タイトルは「出崎統の失敗~劇場版「AIR」について~」
劇場版「AIR」を取り上げ、結果的に評価の芳しくない作品(=失敗作)となってしまった本作を顧みて、「どうしてそうなったのか」を検証する論考の予定でした。
東映版Keyのキセキ』主催者のhighlandさんには流用の許可を頂いていますので、とりあえず未完成の形ではありますが、ひとまずサブブログのこちらでアーカイヴしておきます。
いずれ続きを書く機会があるかどうか分かりませんが、完成品を読みたいという奇特な方がいらっしゃればお時間を頂いて、本ブログに記事としての投稿も視野に入れています。キリの良い所まで書いてはありますが、論考としては思い切り途中で終わっていますので、それでも宜しければどうぞご覧ください。


以下より本文です。


■はじめに

劇場版AIR」が公開されて15年が経つ。そして同作の監督にして日本の戦後アニメ史における重要人物の一人である、出崎統が亡くなって9年。来年(2021年)には没後10年となる。時の流れの早さを嘆いても、時は止まることはない。進み続ける時計の針に私たちは経過した時間の、残酷なまでの長さを思い知らされるわけであるが。

この文章を読んでいただいている方々は「劇場版AIR」についてどんな感想を持っているだろうか。原作ゲームに比較的忠実であるだろう京都アニメーション版と比して、出崎統ならではの原作改変が施されている(なおかつ出崎自身はゲーム自体をプレイしていない、プレイするつもりもなかったということも重なって)劇場版は多少なりとも原作ゲームを触れている人間においては多かれ少なかれ違和感を禁じえず(別物として認識される事が多いだろうか)、極端な意見になれは否定や拒絶、駄作という酷評を受ける映画として現在に至っている。もちろん近年、肯定的な評価も徐々に出てきてはいるが、当時の批判は出崎自身の耳にも届き、実際堪えたと述懐してる。

誤解を恐れずに言うならば、「劇場版AIR」は失敗作である。しかし失敗作イコール駄作だという安直な結論には持ち込みたくはない、というのが本論の趣旨だ。『失敗は成功の母』とも言われるように、失敗を得て何かを掴むということはままあることだろう。出崎統という稀代のアニメーション監督がいわゆる「泣きゲー」の名作として当時すでに評価の定まっていたゲーム作品をどのように演出して、何に失敗したのか。結果的にこのコラボレーションは相乗効果を生み出せず、不発に終わっている点を鑑みて、「劇場版AIR」という作品を改めて紐解いていきたい。

········

記述課題>
A. 劇場版「AIR」を論じた記事から、「いずれ続きを書く機会があるか」から「品を改めて紐解いていきたい。」までを、両端の語句も含めて一字一句そのまま書き写してください。
B. 劇場版「AIR」を論じた記事を、最後の文の後から書き継いでください。

提供情報>
········

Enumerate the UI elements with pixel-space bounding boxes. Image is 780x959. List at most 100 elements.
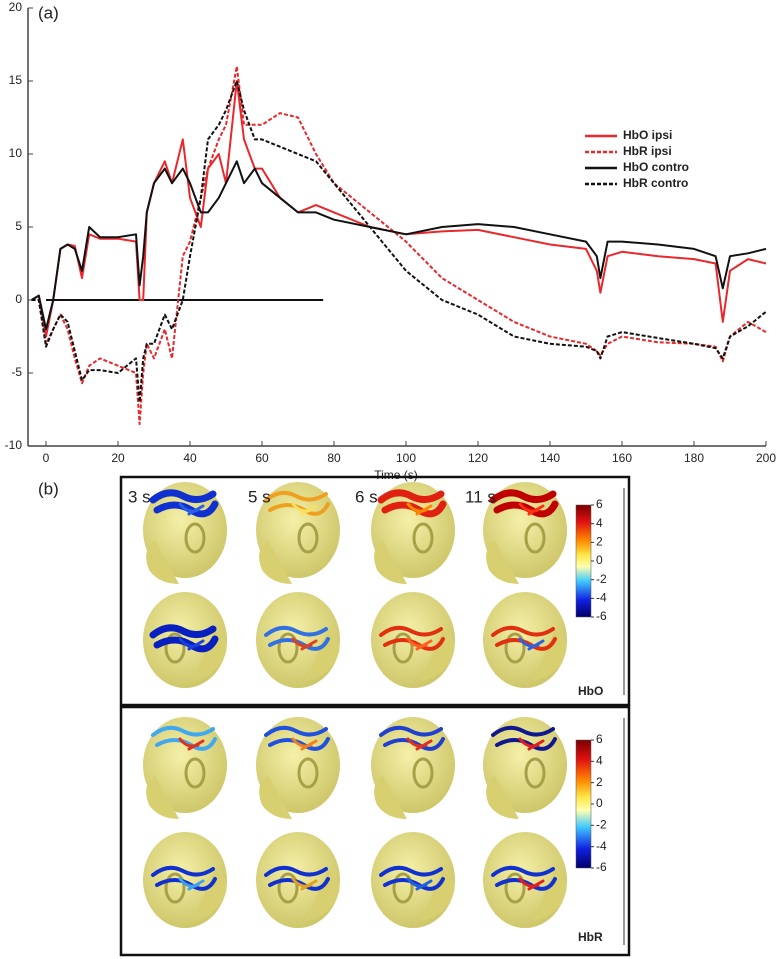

········

最終結果>
A.
いずれ続きを書く機会があるかどうか分かりませんが、完成品を読みたいという奇特な方がいらっしゃればお時間を頂いて、本ブログに記事としての投稿も視野に入れています。キリの良い所まで書いてはありますが、論考としては思い切り途中で終わっていますので、それでも宜しければどうぞご覧ください。


以下より本文です。


■はじめに

劇場版AIR」が公開されて15年が経つ。そして同作の監督にして日本の戦後アニメ史における重要人物の一人である、出崎統が亡くなって9年。来年(2021年)には没後10年となる。時の流れの早さを嘆いても、時は止まることはない。進み続ける時計の針に私たちは経過した時間の、残酷なまでの長さを思い知らされるわけであるが。

この文章を読んでいただいている方々は「劇場版AIR」についてどんな感想を持っているだろうか。原作ゲームに比較的忠実であるだろう京都アニメーション版と比して、出崎統ならではの原作改変が施されている(なおかつ出崎自身はゲーム自体をプレイしていない、プレイするつもりもなかったということも重なって)劇場版は多少なりとも原作ゲームを触れている人間においては多かれ少なかれ違和感を禁じえず(別物として認識される事が多いだろうか)、極端な意見になれは否定や拒絶、駄作という酷評を受ける映画として現在に至っている。もちろん近年、肯定的な評価も徐々に出てきてはいるが、当時の批判は出崎自身の耳にも届き、実際堪えたと述懐してる。

誤解を恐れずに言うならば、「劇場版AIR」は失敗作である。しかし失敗作イコール駄作だという安直な結論には持ち込みたくはない、というのが本論の趣旨だ。『失敗は成功の母』とも言われるように、失敗を得て何かを掴むということはままあることだろう。出崎統という稀代のアニメーション監督がいわゆる「泣きゲー」の名作として当時すでに評価の定まっていたゲーム作品をどのように演出して、何に失敗したのか。結果的にこのコラボレーションは相乗効果を生み出せず、不発に終わっている点を鑑みて、「劇場版AIR」という作品を改めて紐解いていきたい。

B.
■『映画』というモチーフ

(出崎)【ダスティン・ホフマン主演映画「卒業」を引き合いに】 
映画は90分の映画で、89分59秒つまらないのがあったとしてね、たった1秒スゴいのがあったらね、全部できちゃうの。だから、その妙な自信がさ、てか確信が、自分がどんどん絵コンテ書いてさ、「あ、時間がなくなる!もうわしちゃう!」って言いながらね、粘れるのはそれだと思うよ。つまり映画の何かってのいうのが、神様がそこでたった一瞬で全部をひっくり返して、全部をね、こうパァって輝かせてくれるものがあるはずだ! ってなかなかないんだけどさ。でもそれを探しながら行く(中略) すべてがこう飛躍できるっていうか、そういうのがあるんだっていう。それが面白いよ。


~「劇場版エースをねらえ!」オーディオコメンタリーより抜粋~

20年現在流通している「劇場版エースをねらえ!」BD収録のオーディオコメンタリーにおいて、出崎はこのように語っている。氏の映画(作り)観がよく表れている発言だろう。たった一秒、一瞬でも冴えたカット、シーン、描写がありさえすれば映画は成立し得るものである、という辺りに創作に対する自負と信念が滲んでいるのが分かる。この発言を引き合いに出したのは「劇場版エースをねらえ!」と「劇場版AIR」は極めて近いスタイルの構成がとられている映画であるということだ。「劇場版エースをねらえ!」は初出の単行本で10巻分、「劇場版AIR」は総プレイ時間が約20時間程度の原作をそれぞれ一本の映画にまとめているわけだがむろん制作のプロセスは異なる。「劇場版エースをねらえ!」は一度完結したTVアニメ版をきちんと原作の第一部完まで描く事に主眼が置かれ、ほぼリメイクに近い形で制作されている一方、「劇場版AIR」は原作のゲームクリアまでにかかる膨大な時間とそれに伴って展開される膨大なシナリオを大胆に削ぎ落として構成している。どちらも90分ほどの映画に収めるには原作内容が長大な量であり、作品として構成するにあたって展開の省略と肉付けが必要された点ではこの二作は共通している。

大きな違いは「劇場版エースをねらえ!」がほぼTVアニメ版で描かれた展開のリメイク、もしくは再編集版であることだ。一度通過した道である分、作品を俯瞰して捉えることが出来たと言える。対して「劇場版AIR」は前述したとおり、出崎が原作ゲームをプレイしていない事と、作品の抽出作業を脚本の中村誠に委ねていた事も相俟って、脚本は改稿に改稿を重ね(オーディオコメンタリーを聞く限りでは6度ほど改稿している?)、最終的には各稿のアイディアを繋ぎ合わせて、出崎が絵コンテを起こしている。そんな紆余曲折の末に出来上がった映画であり、コメンタリーやビジュアルブックの発言では準備稿での面白さ(出崎曰く文章に描かれていない「間」が面白かったそう)が改稿を重ねるごとに失われていってしまった、と語っていることからも生みの苦しみがあったことは窺えるだろう。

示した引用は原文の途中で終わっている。